**Short problem:**
Show all lines that include the string "professional"; copy each one.

____________

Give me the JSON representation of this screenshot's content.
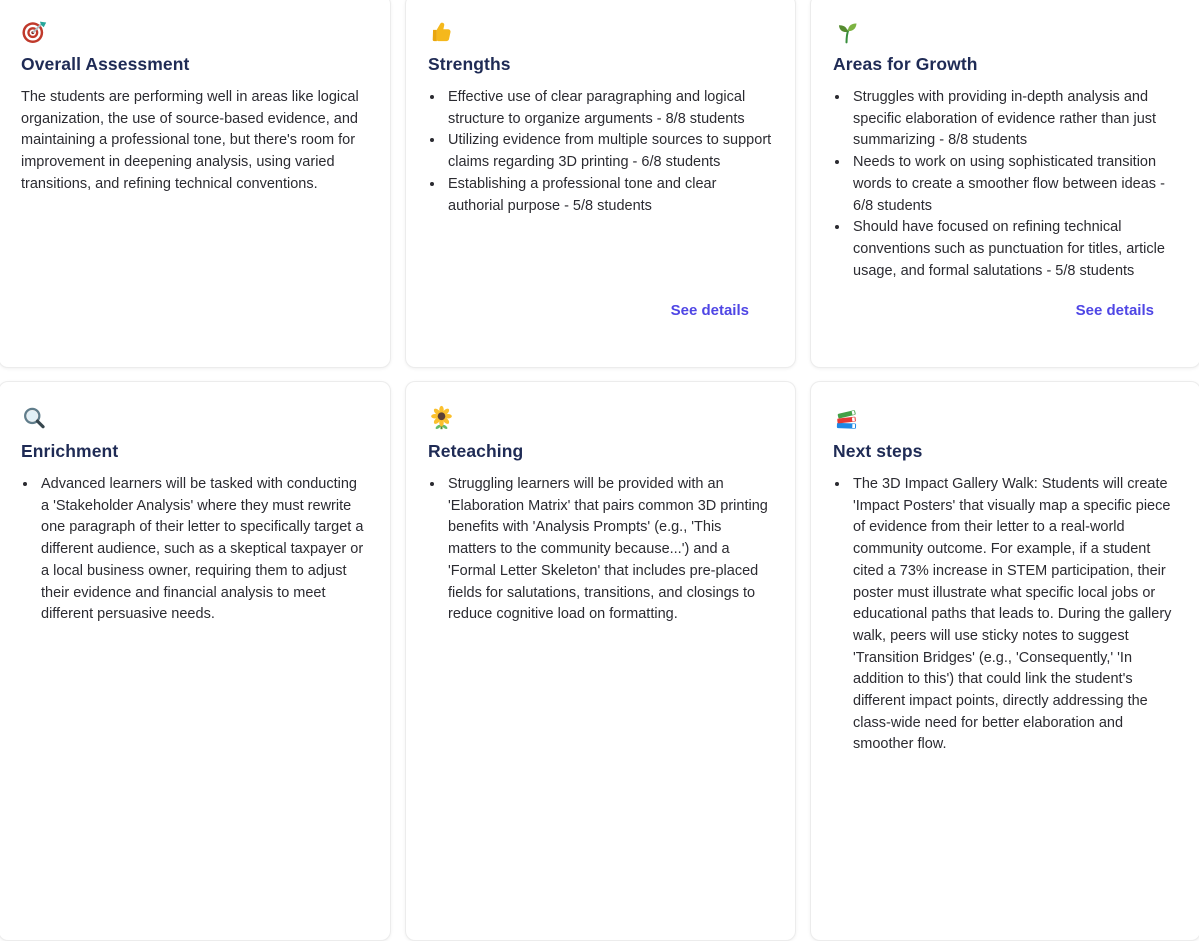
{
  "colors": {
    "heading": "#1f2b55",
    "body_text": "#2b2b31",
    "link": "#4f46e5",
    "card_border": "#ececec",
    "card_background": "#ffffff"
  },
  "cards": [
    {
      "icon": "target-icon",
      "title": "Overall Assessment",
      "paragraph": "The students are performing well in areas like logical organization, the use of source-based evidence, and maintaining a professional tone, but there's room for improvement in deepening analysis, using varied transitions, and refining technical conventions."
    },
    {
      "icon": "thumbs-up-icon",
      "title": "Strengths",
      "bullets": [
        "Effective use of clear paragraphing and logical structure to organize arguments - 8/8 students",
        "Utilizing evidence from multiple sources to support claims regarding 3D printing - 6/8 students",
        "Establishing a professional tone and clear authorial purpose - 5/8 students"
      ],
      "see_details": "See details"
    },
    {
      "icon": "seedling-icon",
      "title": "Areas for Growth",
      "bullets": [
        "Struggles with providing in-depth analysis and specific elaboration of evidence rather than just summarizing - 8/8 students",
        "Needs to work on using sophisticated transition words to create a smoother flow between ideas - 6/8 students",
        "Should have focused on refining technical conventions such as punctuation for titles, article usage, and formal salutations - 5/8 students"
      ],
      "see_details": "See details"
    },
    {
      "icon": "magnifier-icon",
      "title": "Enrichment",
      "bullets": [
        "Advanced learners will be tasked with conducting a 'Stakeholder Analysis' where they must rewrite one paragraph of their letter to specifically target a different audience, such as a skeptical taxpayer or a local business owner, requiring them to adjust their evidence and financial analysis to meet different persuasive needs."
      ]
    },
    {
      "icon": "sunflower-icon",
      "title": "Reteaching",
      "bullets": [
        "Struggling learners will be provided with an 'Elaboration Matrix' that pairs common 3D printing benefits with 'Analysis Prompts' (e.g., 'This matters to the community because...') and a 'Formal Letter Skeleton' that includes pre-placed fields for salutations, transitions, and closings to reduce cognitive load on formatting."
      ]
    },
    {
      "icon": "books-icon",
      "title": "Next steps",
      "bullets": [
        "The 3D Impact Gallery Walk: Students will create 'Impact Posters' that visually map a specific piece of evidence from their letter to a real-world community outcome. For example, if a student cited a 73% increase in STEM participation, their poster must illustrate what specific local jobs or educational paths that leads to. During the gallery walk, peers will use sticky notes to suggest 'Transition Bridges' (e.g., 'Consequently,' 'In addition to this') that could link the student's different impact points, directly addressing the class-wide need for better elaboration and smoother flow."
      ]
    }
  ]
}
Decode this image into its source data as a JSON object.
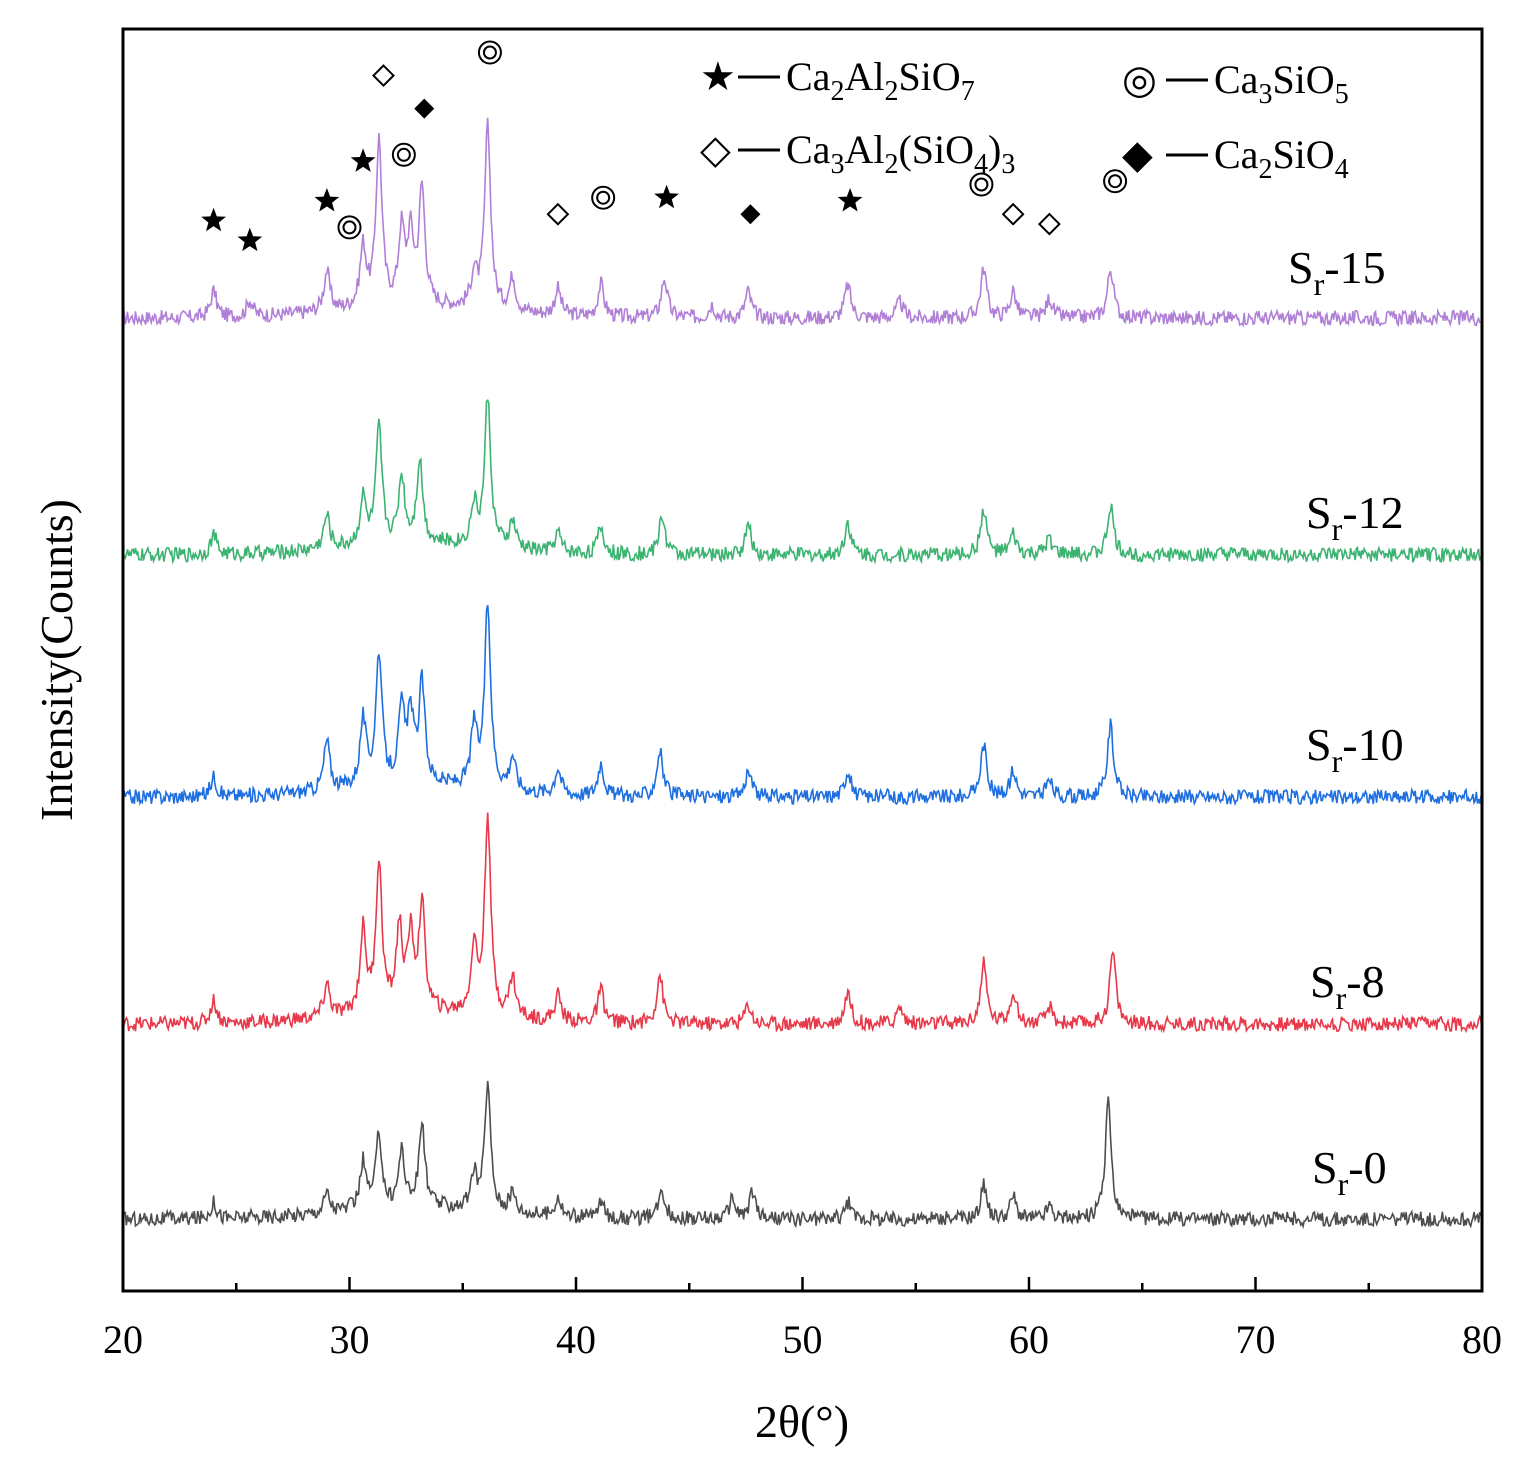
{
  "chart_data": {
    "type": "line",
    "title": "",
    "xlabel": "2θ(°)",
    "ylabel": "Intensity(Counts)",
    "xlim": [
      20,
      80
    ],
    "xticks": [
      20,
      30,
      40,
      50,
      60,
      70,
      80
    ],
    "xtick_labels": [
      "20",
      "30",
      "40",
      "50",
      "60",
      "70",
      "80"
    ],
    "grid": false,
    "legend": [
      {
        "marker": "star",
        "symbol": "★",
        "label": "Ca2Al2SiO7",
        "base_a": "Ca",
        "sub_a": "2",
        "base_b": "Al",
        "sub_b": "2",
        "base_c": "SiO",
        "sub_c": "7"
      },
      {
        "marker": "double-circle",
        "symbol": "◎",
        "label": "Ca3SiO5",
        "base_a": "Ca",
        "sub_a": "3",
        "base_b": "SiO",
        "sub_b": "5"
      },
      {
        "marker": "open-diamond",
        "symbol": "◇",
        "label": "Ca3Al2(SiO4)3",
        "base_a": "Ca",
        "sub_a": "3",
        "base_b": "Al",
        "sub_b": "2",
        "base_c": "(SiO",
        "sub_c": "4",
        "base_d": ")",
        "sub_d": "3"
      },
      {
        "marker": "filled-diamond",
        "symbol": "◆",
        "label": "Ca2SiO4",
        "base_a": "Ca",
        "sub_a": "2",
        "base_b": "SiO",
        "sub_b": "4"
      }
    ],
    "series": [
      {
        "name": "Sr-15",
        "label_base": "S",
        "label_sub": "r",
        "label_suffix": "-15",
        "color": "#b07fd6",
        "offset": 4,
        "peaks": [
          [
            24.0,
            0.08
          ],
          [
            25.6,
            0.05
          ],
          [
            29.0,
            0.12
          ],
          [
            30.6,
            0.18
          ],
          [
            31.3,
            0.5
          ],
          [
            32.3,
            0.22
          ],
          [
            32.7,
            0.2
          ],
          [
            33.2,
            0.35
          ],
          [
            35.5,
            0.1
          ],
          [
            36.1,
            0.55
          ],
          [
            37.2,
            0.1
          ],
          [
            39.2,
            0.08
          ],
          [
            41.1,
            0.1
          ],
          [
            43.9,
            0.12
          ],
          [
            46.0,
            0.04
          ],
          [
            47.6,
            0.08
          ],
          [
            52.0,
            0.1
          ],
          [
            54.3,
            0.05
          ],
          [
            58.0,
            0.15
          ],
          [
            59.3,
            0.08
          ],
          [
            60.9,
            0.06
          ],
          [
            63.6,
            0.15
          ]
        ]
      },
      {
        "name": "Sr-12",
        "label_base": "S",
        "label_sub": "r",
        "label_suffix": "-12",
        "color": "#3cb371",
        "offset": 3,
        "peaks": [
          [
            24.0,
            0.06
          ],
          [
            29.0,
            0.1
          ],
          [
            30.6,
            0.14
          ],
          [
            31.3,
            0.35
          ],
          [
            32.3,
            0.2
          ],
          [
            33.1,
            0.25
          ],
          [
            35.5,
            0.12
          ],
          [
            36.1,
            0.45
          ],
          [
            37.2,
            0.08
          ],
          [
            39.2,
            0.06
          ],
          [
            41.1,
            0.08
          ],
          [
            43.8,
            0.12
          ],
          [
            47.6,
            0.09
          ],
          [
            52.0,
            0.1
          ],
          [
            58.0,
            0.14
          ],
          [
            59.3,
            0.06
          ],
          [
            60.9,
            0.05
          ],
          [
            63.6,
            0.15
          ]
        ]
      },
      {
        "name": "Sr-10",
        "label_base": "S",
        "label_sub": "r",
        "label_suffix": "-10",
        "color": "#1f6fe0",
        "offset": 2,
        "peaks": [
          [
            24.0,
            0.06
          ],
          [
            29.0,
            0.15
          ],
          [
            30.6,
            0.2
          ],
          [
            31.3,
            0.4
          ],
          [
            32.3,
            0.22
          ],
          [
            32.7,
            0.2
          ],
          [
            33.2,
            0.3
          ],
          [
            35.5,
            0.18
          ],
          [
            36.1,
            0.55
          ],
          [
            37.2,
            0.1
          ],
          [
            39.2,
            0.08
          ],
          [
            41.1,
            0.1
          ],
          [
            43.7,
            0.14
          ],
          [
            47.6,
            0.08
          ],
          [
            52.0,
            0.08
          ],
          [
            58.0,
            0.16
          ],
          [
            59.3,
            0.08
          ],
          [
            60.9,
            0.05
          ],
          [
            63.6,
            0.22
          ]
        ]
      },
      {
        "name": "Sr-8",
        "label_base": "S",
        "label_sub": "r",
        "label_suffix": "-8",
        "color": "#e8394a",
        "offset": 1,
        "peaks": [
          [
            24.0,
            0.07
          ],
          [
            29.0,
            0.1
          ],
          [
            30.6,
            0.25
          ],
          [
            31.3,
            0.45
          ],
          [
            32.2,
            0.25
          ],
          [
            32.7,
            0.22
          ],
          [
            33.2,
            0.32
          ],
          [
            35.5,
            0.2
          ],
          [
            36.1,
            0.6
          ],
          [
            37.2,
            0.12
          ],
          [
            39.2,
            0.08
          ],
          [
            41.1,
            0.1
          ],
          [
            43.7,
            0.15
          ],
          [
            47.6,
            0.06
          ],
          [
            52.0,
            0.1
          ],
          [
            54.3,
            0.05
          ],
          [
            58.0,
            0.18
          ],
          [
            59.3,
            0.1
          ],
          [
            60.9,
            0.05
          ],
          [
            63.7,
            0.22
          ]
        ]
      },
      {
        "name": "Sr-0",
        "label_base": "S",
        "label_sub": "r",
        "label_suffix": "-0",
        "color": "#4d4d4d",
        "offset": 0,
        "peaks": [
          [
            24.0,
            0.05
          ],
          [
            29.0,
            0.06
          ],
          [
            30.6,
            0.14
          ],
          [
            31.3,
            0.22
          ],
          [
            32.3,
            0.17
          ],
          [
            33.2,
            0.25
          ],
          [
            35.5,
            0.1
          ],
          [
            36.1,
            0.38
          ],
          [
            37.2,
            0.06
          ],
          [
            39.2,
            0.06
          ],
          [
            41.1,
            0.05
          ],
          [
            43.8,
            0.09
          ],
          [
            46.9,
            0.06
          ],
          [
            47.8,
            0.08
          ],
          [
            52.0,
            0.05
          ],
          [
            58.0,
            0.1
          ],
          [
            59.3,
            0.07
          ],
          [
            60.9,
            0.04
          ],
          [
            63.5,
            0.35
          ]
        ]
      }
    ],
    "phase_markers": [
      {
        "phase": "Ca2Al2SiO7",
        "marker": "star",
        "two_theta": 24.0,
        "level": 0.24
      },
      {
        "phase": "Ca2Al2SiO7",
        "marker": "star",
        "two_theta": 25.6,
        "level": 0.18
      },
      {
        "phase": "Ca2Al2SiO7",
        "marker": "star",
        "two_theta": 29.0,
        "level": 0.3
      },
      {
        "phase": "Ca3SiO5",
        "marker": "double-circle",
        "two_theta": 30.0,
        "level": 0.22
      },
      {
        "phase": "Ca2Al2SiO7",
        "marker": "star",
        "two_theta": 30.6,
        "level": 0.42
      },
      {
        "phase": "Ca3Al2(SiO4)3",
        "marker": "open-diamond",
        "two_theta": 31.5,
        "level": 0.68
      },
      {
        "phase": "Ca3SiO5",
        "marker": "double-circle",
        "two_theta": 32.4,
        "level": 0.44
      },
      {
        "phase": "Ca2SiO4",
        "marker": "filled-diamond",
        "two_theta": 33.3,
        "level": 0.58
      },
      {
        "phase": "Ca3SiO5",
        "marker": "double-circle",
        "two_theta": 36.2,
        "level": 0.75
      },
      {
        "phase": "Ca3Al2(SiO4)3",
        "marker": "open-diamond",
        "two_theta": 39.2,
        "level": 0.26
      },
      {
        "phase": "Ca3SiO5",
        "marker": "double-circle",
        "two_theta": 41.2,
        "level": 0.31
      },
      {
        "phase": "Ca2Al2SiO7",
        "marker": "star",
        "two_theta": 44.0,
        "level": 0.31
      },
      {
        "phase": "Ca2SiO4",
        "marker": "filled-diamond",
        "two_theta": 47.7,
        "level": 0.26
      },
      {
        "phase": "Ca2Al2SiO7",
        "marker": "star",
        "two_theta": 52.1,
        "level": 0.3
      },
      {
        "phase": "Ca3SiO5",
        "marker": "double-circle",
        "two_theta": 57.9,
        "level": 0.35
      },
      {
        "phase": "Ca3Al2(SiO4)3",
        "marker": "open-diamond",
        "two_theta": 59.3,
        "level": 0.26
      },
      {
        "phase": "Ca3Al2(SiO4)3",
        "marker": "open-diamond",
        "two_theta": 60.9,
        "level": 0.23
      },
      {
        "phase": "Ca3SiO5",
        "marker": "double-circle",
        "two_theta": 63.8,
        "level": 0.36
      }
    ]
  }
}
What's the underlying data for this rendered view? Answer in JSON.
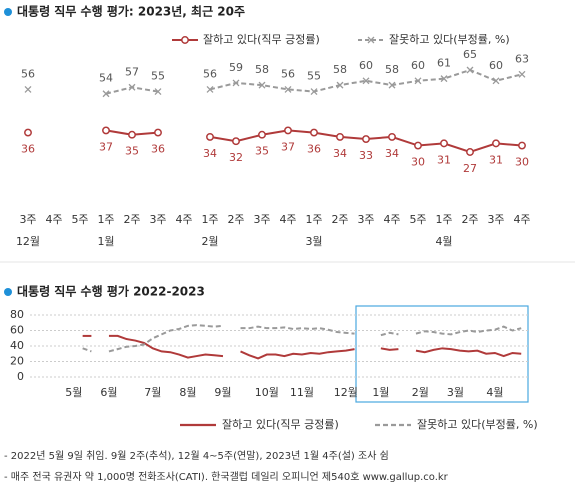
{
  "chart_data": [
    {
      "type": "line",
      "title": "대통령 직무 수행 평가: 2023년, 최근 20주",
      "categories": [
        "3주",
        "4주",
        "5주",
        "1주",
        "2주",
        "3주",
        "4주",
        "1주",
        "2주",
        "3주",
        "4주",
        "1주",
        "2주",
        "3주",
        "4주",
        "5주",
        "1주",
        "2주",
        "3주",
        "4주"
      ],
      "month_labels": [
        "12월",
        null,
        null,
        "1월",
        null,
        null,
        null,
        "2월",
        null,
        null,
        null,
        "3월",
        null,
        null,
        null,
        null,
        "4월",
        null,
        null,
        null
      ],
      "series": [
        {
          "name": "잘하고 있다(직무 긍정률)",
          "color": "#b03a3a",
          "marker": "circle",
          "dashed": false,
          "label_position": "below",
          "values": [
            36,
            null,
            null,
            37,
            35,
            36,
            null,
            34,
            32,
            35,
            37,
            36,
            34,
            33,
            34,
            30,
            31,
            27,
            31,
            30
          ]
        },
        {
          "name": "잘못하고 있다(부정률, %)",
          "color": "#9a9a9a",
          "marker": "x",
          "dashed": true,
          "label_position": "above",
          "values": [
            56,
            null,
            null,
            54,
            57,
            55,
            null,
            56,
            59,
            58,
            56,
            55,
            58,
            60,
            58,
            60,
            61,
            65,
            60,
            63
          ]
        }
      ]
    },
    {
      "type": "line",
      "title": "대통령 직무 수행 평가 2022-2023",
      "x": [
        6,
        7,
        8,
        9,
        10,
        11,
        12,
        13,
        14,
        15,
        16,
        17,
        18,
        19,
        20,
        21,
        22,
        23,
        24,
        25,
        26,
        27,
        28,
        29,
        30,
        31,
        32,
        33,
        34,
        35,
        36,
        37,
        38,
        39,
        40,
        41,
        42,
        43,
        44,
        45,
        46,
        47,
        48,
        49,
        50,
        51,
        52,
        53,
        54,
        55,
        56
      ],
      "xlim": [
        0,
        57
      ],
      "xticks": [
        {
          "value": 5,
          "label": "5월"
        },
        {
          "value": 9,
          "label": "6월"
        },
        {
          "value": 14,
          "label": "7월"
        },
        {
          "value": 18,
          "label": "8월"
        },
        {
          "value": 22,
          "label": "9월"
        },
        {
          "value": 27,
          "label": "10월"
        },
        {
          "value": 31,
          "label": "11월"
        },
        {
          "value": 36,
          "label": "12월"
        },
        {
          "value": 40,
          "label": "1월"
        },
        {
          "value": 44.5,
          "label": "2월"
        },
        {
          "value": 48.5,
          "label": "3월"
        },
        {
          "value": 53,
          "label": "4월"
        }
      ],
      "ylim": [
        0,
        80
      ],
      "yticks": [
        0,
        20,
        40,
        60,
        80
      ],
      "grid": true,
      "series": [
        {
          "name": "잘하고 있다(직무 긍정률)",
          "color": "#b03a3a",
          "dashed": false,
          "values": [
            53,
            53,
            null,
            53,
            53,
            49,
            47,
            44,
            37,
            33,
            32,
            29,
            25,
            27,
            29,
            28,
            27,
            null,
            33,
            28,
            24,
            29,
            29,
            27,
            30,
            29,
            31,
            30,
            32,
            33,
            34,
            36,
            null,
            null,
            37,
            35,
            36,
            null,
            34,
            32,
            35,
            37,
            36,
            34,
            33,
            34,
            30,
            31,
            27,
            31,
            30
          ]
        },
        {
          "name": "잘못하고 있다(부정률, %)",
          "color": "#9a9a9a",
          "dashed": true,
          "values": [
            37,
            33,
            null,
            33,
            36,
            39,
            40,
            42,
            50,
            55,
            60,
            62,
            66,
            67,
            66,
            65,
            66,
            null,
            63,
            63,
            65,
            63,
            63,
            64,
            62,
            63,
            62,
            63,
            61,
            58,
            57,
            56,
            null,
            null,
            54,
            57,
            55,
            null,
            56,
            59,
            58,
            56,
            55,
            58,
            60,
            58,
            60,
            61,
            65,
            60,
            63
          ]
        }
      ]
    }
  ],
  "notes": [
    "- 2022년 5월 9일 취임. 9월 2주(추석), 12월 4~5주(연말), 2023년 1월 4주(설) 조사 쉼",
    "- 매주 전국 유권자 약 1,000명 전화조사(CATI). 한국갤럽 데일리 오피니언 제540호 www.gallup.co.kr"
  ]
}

____________

**Solution below:**
      "paragraph": "The students are performing well in areas like logical organization, the use of source-based evidence, and maintaining a professional tone, but there's room for improvement in deepening analysis, using varied transitions, and refining technical conventions."
        "Establishing a professional tone and clear authorial purpose - 5/8 students"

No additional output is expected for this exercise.